Data listing |
####

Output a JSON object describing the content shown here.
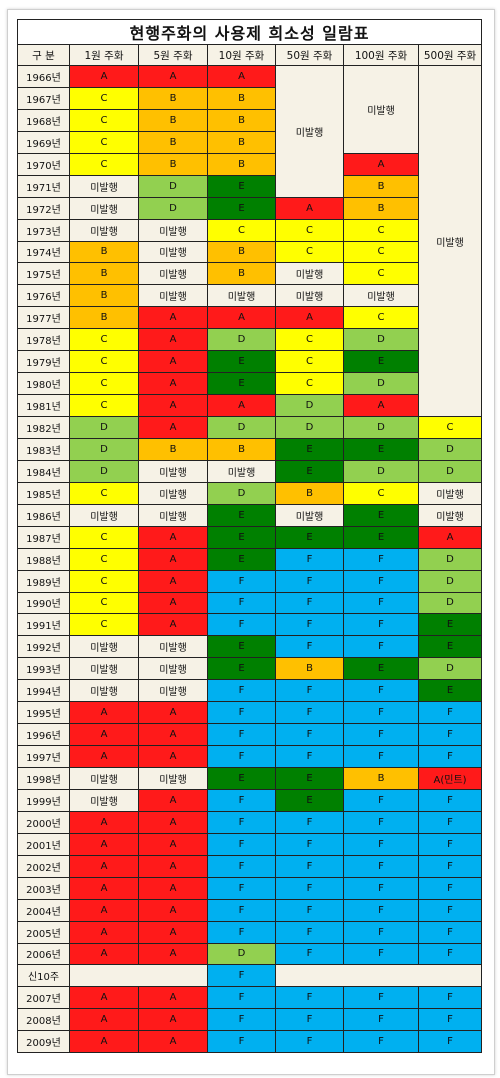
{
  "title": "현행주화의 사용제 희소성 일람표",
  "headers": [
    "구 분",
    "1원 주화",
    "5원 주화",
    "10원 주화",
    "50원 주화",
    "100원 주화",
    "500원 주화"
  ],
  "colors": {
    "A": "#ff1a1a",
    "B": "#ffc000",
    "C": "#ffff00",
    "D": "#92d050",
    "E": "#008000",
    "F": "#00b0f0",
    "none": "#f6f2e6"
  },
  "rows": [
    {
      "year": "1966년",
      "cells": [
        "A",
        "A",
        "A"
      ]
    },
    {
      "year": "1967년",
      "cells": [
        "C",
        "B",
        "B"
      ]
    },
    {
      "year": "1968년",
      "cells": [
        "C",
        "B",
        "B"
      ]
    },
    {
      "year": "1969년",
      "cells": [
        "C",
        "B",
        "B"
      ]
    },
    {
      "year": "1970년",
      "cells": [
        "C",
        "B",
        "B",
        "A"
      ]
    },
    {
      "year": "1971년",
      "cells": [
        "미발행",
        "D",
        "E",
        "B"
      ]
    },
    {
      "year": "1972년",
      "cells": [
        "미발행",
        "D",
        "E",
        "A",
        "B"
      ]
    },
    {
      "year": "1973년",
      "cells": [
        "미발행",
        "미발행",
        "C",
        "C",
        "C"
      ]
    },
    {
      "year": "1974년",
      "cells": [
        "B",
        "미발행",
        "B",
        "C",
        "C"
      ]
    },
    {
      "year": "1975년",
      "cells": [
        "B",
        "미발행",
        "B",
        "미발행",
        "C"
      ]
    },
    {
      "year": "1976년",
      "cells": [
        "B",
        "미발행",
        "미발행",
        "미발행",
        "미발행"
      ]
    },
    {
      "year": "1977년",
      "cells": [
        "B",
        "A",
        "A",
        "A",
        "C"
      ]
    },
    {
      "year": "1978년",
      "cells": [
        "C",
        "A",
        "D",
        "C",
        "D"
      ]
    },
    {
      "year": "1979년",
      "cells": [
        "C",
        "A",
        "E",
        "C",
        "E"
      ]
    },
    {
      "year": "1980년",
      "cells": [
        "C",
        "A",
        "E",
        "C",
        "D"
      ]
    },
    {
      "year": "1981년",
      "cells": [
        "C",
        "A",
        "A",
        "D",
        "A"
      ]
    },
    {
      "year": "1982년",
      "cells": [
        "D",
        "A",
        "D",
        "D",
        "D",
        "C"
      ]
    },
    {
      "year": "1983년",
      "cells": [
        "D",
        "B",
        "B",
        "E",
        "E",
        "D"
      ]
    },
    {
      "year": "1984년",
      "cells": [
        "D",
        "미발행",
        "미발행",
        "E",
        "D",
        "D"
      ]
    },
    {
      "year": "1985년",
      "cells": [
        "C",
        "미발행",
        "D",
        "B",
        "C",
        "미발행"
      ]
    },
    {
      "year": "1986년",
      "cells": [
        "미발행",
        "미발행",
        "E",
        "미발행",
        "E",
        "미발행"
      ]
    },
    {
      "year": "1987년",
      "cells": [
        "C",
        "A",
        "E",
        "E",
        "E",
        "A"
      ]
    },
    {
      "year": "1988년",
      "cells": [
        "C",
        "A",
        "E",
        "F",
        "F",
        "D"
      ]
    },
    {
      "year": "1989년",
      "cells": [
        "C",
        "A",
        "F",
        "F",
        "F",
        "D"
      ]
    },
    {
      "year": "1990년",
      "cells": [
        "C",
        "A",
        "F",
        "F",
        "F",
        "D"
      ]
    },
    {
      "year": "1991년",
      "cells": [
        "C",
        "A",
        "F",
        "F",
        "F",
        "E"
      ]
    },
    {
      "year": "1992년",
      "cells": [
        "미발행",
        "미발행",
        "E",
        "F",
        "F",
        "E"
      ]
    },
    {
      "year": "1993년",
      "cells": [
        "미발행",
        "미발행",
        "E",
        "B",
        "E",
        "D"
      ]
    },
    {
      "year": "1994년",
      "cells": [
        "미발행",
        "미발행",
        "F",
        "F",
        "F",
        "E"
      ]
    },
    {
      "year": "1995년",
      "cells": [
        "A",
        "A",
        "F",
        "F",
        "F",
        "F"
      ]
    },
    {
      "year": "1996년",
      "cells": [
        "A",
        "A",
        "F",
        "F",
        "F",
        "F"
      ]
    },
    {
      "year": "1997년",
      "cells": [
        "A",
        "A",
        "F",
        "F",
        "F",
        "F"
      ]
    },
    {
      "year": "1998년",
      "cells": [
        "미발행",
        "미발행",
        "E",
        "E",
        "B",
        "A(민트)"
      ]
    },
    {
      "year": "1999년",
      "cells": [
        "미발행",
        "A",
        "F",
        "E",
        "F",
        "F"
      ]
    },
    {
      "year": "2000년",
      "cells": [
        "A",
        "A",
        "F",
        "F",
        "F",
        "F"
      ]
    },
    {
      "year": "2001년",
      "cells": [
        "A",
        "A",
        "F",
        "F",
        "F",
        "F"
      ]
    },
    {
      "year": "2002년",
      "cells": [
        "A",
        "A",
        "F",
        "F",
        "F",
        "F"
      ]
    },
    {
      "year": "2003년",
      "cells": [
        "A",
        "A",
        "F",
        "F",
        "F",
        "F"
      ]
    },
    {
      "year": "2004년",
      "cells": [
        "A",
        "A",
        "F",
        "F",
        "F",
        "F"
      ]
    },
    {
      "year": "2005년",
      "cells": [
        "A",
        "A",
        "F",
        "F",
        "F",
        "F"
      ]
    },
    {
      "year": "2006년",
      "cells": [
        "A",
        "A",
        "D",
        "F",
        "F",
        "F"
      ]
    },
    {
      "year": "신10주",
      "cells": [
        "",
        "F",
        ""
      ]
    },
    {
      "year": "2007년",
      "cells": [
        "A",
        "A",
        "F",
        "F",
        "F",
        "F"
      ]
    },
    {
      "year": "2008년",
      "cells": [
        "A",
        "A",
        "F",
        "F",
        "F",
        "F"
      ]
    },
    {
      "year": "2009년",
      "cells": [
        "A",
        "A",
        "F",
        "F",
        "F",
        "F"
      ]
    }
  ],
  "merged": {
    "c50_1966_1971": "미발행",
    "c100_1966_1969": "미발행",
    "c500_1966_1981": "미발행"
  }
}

####

Instructions to follow | Reproduce the data word for word, excluding its pictures.

Correct result |
Output a JSON object describing the content shown here.
{
  "title": "현행주화의 사용제 희소성 일람표",
  "headers": [
    "구 분",
    "1원 주화",
    "5원 주화",
    "10원 주화",
    "50원 주화",
    "100원 주화",
    "500원 주화"
  ],
  "colors": {
    "A": "#ff1a1a",
    "B": "#ffc000",
    "C": "#ffff00",
    "D": "#92d050",
    "E": "#008000",
    "F": "#00b0f0",
    "none": "#f6f2e6"
  },
  "rows": [
    {
      "year": "1966년",
      "cells": [
        "A",
        "A",
        "A"
      ]
    },
    {
      "year": "1967년",
      "cells": [
        "C",
        "B",
        "B"
      ]
    },
    {
      "year": "1968년",
      "cells": [
        "C",
        "B",
        "B"
      ]
    },
    {
      "year": "1969년",
      "cells": [
        "C",
        "B",
        "B"
      ]
    },
    {
      "year": "1970년",
      "cells": [
        "C",
        "B",
        "B",
        "A"
      ]
    },
    {
      "year": "1971년",
      "cells": [
        "미발행",
        "D",
        "E",
        "B"
      ]
    },
    {
      "year": "1972년",
      "cells": [
        "미발행",
        "D",
        "E",
        "A",
        "B"
      ]
    },
    {
      "year": "1973년",
      "cells": [
        "미발행",
        "미발행",
        "C",
        "C",
        "C"
      ]
    },
    {
      "year": "1974년",
      "cells": [
        "B",
        "미발행",
        "B",
        "C",
        "C"
      ]
    },
    {
      "year": "1975년",
      "cells": [
        "B",
        "미발행",
        "B",
        "미발행",
        "C"
      ]
    },
    {
      "year": "1976년",
      "cells": [
        "B",
        "미발행",
        "미발행",
        "미발행",
        "미발행"
      ]
    },
    {
      "year": "1977년",
      "cells": [
        "B",
        "A",
        "A",
        "A",
        "C"
      ]
    },
    {
      "year": "1978년",
      "cells": [
        "C",
        "A",
        "D",
        "C",
        "D"
      ]
    },
    {
      "year": "1979년",
      "cells": [
        "C",
        "A",
        "E",
        "C",
        "E"
      ]
    },
    {
      "year": "1980년",
      "cells": [
        "C",
        "A",
        "E",
        "C",
        "D"
      ]
    },
    {
      "year": "1981년",
      "cells": [
        "C",
        "A",
        "A",
        "D",
        "A"
      ]
    },
    {
      "year": "1982년",
      "cells": [
        "D",
        "A",
        "D",
        "D",
        "D",
        "C"
      ]
    },
    {
      "year": "1983년",
      "cells": [
        "D",
        "B",
        "B",
        "E",
        "E",
        "D"
      ]
    },
    {
      "year": "1984년",
      "cells": [
        "D",
        "미발행",
        "미발행",
        "E",
        "D",
        "D"
      ]
    },
    {
      "year": "1985년",
      "cells": [
        "C",
        "미발행",
        "D",
        "B",
        "C",
        "미발행"
      ]
    },
    {
      "year": "1986년",
      "cells": [
        "미발행",
        "미발행",
        "E",
        "미발행",
        "E",
        "미발행"
      ]
    },
    {
      "year": "1987년",
      "cells": [
        "C",
        "A",
        "E",
        "E",
        "E",
        "A"
      ]
    },
    {
      "year": "1988년",
      "cells": [
        "C",
        "A",
        "E",
        "F",
        "F",
        "D"
      ]
    },
    {
      "year": "1989년",
      "cells": [
        "C",
        "A",
        "F",
        "F",
        "F",
        "D"
      ]
    },
    {
      "year": "1990년",
      "cells": [
        "C",
        "A",
        "F",
        "F",
        "F",
        "D"
      ]
    },
    {
      "year": "1991년",
      "cells": [
        "C",
        "A",
        "F",
        "F",
        "F",
        "E"
      ]
    },
    {
      "year": "1992년",
      "cells": [
        "미발행",
        "미발행",
        "E",
        "F",
        "F",
        "E"
      ]
    },
    {
      "year": "1993년",
      "cells": [
        "미발행",
        "미발행",
        "E",
        "B",
        "E",
        "D"
      ]
    },
    {
      "year": "1994년",
      "cells": [
        "미발행",
        "미발행",
        "F",
        "F",
        "F",
        "E"
      ]
    },
    {
      "year": "1995년",
      "cells": [
        "A",
        "A",
        "F",
        "F",
        "F",
        "F"
      ]
    },
    {
      "year": "1996년",
      "cells": [
        "A",
        "A",
        "F",
        "F",
        "F",
        "F"
      ]
    },
    {
      "year": "1997년",
      "cells": [
        "A",
        "A",
        "F",
        "F",
        "F",
        "F"
      ]
    },
    {
      "year": "1998년",
      "cells": [
        "미발행",
        "미발행",
        "E",
        "E",
        "B",
        "A(민트)"
      ]
    },
    {
      "year": "1999년",
      "cells": [
        "미발행",
        "A",
        "F",
        "E",
        "F",
        "F"
      ]
    },
    {
      "year": "2000년",
      "cells": [
        "A",
        "A",
        "F",
        "F",
        "F",
        "F"
      ]
    },
    {
      "year": "2001년",
      "cells": [
        "A",
        "A",
        "F",
        "F",
        "F",
        "F"
      ]
    },
    {
      "year": "2002년",
      "cells": [
        "A",
        "A",
        "F",
        "F",
        "F",
        "F"
      ]
    },
    {
      "year": "2003년",
      "cells": [
        "A",
        "A",
        "F",
        "F",
        "F",
        "F"
      ]
    },
    {
      "year": "2004년",
      "cells": [
        "A",
        "A",
        "F",
        "F",
        "F",
        "F"
      ]
    },
    {
      "year": "2005년",
      "cells": [
        "A",
        "A",
        "F",
        "F",
        "F",
        "F"
      ]
    },
    {
      "year": "2006년",
      "cells": [
        "A",
        "A",
        "D",
        "F",
        "F",
        "F"
      ]
    },
    {
      "year": "신10주",
      "cells": [
        "",
        "F",
        ""
      ]
    },
    {
      "year": "2007년",
      "cells": [
        "A",
        "A",
        "F",
        "F",
        "F",
        "F"
      ]
    },
    {
      "year": "2008년",
      "cells": [
        "A",
        "A",
        "F",
        "F",
        "F",
        "F"
      ]
    },
    {
      "year": "2009년",
      "cells": [
        "A",
        "A",
        "F",
        "F",
        "F",
        "F"
      ]
    }
  ],
  "merged": {
    "c50_1966_1971": "미발행",
    "c100_1966_1969": "미발행",
    "c500_1966_1981": "미발행"
  }
}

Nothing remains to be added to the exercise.